▶ [Requirements]: Transcribe every line exactly and omit anything that is a picture.

(Data excerpts)
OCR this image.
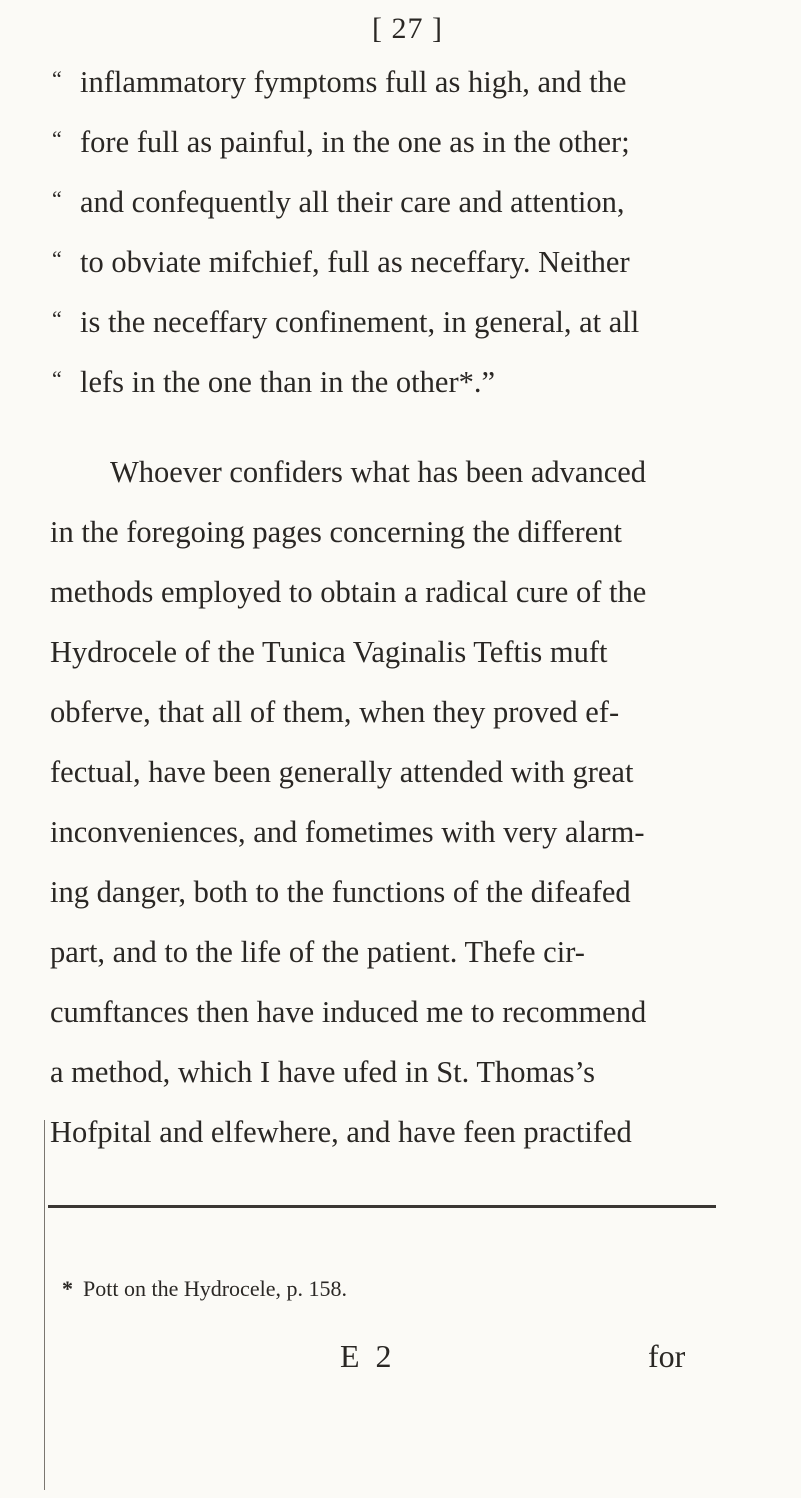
[ 27 ]
“ inflammatory fymptoms full as high, and the
“ fore full as painful, in the one as in the other;
“ and confequently all their care and attention,
“ to obviate mifchief, full as neceffary. Neither
“ is the neceffary confinement, in general, at all
“ lefs in the one than in the other*.”
Whoever confiders what has been advanced
in the foregoing pages concerning the different
methods employed to obtain a radical cure of the
Hydrocele of the Tunica Vaginalis Teftis muft
obferve, that all of them, when they proved ef-
fectual, have been generally attended with great
inconveniences, and fometimes with very alarm-
ing danger, both to the functions of the difeafed
part, and to the life of the patient. Thefe cir-
cumftances then have induced me to recommend
a method, which I have ufed in St. Thomas’s
Hofpital and elfewhere, and have feen practifed
* Pott on the Hydrocele, p. 158.
E 2	for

▶ [Task result]:
OCR this image.
[ 27 ]
“ inflammatory fymptoms full as high, and the
“ fore full as painful, in the one as in the other;
“ and confequently all their care and attention,
“ to obviate mifchief, full as neceffary. Neither
“ is the neceffary confinement, in general, at all
“ lefs in the one than in the other*.”
Whoever confiders what has been advanced
in the foregoing pages concerning the different
methods employed to obtain a radical cure of the
Hydrocele of the Tunica Vaginalis Teftis muft
obferve, that all of them, when they proved ef-
fectual, have been generally attended with great
inconveniences, and fometimes with very alarm-
ing danger, both to the functions of the difeafed
part, and to the life of the patient. Thefe cir-
cumftances then have induced me to recommend
a method, which I have ufed in St. Thomas’s
Hofpital and elfewhere, and have feen practifed
* Pott on the Hydrocele, p. 158.
E 2	for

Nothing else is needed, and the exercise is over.